DESCRIPTION OF THE TASK - Will you give every entry again exactly as it stands?

DATA ENTRIES -

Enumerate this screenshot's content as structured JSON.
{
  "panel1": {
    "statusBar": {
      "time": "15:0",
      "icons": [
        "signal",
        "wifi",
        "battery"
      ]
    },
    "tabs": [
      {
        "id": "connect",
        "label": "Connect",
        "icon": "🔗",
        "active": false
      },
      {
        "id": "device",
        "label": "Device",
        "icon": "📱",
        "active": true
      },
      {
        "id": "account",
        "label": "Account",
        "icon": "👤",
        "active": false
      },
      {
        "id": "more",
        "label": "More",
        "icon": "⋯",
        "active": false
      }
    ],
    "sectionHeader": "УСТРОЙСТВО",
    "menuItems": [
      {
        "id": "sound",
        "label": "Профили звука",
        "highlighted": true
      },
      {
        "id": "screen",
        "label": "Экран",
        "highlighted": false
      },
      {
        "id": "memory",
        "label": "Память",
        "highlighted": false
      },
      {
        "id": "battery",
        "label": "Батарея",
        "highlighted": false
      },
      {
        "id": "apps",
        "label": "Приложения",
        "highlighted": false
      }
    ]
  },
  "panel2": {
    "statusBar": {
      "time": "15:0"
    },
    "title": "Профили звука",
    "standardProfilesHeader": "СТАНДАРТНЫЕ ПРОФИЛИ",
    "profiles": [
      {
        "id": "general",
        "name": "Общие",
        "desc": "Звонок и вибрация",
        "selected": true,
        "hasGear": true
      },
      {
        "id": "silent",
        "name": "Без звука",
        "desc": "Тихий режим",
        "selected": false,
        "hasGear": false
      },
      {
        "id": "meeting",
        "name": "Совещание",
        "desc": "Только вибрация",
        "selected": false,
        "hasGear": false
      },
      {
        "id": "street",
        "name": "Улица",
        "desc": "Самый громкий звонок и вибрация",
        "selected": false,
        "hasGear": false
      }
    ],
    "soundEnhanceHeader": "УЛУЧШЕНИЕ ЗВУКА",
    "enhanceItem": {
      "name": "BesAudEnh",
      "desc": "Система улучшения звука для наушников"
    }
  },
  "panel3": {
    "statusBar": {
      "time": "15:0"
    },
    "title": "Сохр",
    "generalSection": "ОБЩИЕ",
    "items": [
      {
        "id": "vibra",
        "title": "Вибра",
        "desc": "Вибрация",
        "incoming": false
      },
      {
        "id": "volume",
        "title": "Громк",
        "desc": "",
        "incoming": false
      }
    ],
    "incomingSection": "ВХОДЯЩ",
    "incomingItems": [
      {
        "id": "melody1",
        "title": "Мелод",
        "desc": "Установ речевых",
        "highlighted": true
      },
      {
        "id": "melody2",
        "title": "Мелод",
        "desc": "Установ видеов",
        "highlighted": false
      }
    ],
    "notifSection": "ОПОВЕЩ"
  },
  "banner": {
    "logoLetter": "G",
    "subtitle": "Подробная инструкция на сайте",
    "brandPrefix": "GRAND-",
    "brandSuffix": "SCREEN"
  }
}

ANSWER TO THIS TASK -
Enumerate this screenshot's content as structured JSON.
{
  "panel1": {
    "statusBar": {
      "time": "15:0",
      "icons": [
        "signal",
        "wifi",
        "battery"
      ]
    },
    "tabs": [
      {
        "id": "connect",
        "label": "Connect",
        "icon": "🔗",
        "active": false
      },
      {
        "id": "device",
        "label": "Device",
        "icon": "📱",
        "active": true
      },
      {
        "id": "account",
        "label": "Account",
        "icon": "👤",
        "active": false
      },
      {
        "id": "more",
        "label": "More",
        "icon": "⋯",
        "active": false
      }
    ],
    "sectionHeader": "УСТРОЙСТВО",
    "menuItems": [
      {
        "id": "sound",
        "label": "Профили звука",
        "highlighted": true
      },
      {
        "id": "screen",
        "label": "Экран",
        "highlighted": false
      },
      {
        "id": "memory",
        "label": "Память",
        "highlighted": false
      },
      {
        "id": "battery",
        "label": "Батарея",
        "highlighted": false
      },
      {
        "id": "apps",
        "label": "Приложения",
        "highlighted": false
      }
    ]
  },
  "panel2": {
    "statusBar": {
      "time": "15:0"
    },
    "title": "Профили звука",
    "standardProfilesHeader": "СТАНДАРТНЫЕ ПРОФИЛИ",
    "profiles": [
      {
        "id": "general",
        "name": "Общие",
        "desc": "Звонок и вибрация",
        "selected": true,
        "hasGear": true
      },
      {
        "id": "silent",
        "name": "Без звука",
        "desc": "Тихий режим",
        "selected": false,
        "hasGear": false
      },
      {
        "id": "meeting",
        "name": "Совещание",
        "desc": "Только вибрация",
        "selected": false,
        "hasGear": false
      },
      {
        "id": "street",
        "name": "Улица",
        "desc": "Самый громкий звонок и вибрация",
        "selected": false,
        "hasGear": false
      }
    ],
    "soundEnhanceHeader": "УЛУЧШЕНИЕ ЗВУКА",
    "enhanceItem": {
      "name": "BesAudEnh",
      "desc": "Система улучшения звука для наушников"
    }
  },
  "panel3": {
    "statusBar": {
      "time": "15:0"
    },
    "title": "Сохр",
    "generalSection": "ОБЩИЕ",
    "items": [
      {
        "id": "vibra",
        "title": "Вибра",
        "desc": "Вибрация",
        "incoming": false
      },
      {
        "id": "volume",
        "title": "Громк",
        "desc": "",
        "incoming": false
      }
    ],
    "incomingSection": "ВХОДЯЩ",
    "incomingItems": [
      {
        "id": "melody1",
        "title": "Мелод",
        "desc": "Установ речевых",
        "highlighted": true
      },
      {
        "id": "melody2",
        "title": "Мелод",
        "desc": "Установ видеов",
        "highlighted": false
      }
    ],
    "notifSection": "ОПОВЕЩ"
  },
  "banner": {
    "logoLetter": "G",
    "subtitle": "Подробная инструкция на сайте",
    "brandPrefix": "GRAND-",
    "brandSuffix": "SCREEN"
  }
}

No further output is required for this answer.